Alliance Residential – Diversify the Development
Alliance is one of the largest US property companies focused on building, acquisition, and development of multifamily communities. The company currently manages more than $200B in assets with approximately 3,500 employees specialize in a variety of services. In recent years, Alliance has expanded its segment to more affordable housing, apartments in less dense areas or senior communities that can cater to a diverse portfolio of renters.
Yet the diversification is a long-term strategy. As the post-pandemic market arises with new demands, urban-core, luxurious apartments will not be the only option. “We built so much in the industry on the high end. At the beginning of this cycle, it was very urban focused,” Jay Hiemenz, president and COO at Alliance said. “I think the suburbs, middle market, and workforce really got overlooked early in the cycle, and now it’s getting a lot more notice.”
In the future, he says the firm will focus about 75% of its work on suburban and workforce housing, while the rest will be more on the edge of urban, but not high-rise, high-density.

**Record set:**
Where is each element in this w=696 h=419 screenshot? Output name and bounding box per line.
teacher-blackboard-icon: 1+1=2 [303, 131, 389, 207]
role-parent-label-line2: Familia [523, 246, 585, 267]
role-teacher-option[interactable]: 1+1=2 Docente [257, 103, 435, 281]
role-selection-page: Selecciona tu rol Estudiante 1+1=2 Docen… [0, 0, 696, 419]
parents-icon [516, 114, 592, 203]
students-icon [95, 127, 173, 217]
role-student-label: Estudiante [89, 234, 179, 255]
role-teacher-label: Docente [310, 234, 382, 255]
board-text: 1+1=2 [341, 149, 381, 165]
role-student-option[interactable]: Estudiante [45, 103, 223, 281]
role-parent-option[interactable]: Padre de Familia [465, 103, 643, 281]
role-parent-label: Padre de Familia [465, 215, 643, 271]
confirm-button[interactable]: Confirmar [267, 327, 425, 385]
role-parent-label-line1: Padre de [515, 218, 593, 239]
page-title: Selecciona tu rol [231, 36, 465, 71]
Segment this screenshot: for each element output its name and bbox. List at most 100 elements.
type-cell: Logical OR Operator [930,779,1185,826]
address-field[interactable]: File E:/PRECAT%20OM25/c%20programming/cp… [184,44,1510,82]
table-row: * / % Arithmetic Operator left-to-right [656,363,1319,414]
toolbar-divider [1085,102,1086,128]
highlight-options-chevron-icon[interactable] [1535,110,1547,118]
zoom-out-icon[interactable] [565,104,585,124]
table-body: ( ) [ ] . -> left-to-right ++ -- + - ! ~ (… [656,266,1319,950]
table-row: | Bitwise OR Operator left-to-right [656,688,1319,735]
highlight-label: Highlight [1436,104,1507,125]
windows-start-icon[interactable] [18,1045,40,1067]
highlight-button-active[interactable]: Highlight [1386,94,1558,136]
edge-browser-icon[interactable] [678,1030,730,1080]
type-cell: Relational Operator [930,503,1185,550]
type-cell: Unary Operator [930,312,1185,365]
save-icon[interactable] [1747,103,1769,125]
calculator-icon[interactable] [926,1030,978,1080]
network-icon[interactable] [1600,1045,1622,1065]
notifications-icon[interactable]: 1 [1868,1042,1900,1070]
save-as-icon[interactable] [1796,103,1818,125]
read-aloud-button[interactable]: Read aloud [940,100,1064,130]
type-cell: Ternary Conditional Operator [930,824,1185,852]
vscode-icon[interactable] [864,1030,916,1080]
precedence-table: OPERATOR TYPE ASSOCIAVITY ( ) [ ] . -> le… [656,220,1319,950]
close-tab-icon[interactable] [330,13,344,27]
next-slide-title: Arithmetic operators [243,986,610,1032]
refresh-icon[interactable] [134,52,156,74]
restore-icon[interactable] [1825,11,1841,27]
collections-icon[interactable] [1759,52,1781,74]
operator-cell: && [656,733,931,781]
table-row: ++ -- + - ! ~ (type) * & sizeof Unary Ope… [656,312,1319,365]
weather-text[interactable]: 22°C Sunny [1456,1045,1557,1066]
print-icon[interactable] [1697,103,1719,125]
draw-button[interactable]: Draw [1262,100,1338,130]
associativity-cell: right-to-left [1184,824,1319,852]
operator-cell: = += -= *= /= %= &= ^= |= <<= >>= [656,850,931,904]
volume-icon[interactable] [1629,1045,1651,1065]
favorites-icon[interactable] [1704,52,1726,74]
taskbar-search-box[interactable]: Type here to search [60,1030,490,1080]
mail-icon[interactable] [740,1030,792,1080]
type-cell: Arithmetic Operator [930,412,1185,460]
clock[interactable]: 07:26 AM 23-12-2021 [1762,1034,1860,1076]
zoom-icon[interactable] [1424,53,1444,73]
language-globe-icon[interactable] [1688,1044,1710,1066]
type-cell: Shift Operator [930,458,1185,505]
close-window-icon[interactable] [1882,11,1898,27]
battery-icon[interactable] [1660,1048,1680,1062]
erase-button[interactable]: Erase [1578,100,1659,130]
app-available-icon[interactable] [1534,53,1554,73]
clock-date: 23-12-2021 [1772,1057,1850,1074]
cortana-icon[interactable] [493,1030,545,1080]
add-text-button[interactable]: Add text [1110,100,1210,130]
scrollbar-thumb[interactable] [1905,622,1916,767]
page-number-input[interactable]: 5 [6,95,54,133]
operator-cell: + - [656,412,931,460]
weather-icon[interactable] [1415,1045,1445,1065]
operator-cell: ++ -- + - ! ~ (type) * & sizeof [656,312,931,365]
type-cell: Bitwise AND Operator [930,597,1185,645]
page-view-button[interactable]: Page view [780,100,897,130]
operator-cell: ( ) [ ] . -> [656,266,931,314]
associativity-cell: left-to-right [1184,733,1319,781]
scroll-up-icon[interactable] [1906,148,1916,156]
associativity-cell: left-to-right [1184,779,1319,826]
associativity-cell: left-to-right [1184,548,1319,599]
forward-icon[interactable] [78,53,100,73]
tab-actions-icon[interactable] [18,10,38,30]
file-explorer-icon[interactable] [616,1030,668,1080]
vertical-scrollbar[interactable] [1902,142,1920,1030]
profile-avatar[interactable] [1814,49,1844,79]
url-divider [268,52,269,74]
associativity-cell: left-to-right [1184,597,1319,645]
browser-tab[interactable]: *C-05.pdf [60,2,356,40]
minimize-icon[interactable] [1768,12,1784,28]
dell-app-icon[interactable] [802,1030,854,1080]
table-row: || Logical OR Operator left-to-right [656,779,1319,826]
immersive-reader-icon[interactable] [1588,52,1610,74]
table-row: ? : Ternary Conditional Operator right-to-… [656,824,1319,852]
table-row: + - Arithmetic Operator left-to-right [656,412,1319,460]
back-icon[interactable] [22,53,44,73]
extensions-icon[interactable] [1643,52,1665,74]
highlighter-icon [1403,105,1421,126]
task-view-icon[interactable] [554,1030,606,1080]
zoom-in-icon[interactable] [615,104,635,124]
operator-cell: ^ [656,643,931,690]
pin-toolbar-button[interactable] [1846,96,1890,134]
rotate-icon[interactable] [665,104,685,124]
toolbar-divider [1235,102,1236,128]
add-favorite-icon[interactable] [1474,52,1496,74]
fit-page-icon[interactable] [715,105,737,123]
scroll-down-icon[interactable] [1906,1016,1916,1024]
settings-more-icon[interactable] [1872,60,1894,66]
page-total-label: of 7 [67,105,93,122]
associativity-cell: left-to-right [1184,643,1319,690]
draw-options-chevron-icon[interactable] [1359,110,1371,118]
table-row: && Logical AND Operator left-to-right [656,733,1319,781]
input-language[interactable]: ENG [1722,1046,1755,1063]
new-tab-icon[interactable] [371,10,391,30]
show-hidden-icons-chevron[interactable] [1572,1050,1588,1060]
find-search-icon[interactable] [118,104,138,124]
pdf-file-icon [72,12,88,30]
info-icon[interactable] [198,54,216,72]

**Problem to work on:**
Write out the Alliance Residential text word for word, from "Alliance Residential –" to "portfolio of renters.".

**Task answer:**
Alliance Residential – Diversify the Development
Alliance is one of the largest US property companies focused on building, acquisition, and development of multifamily communities. The company currently manages more than $200B in assets with approximately 3,500 employees specialize in a variety of services. In recent years, Alliance has expanded its segment to more affordable housing, apartments in less dense areas or senior communities that can cater to a diverse portfolio of renters.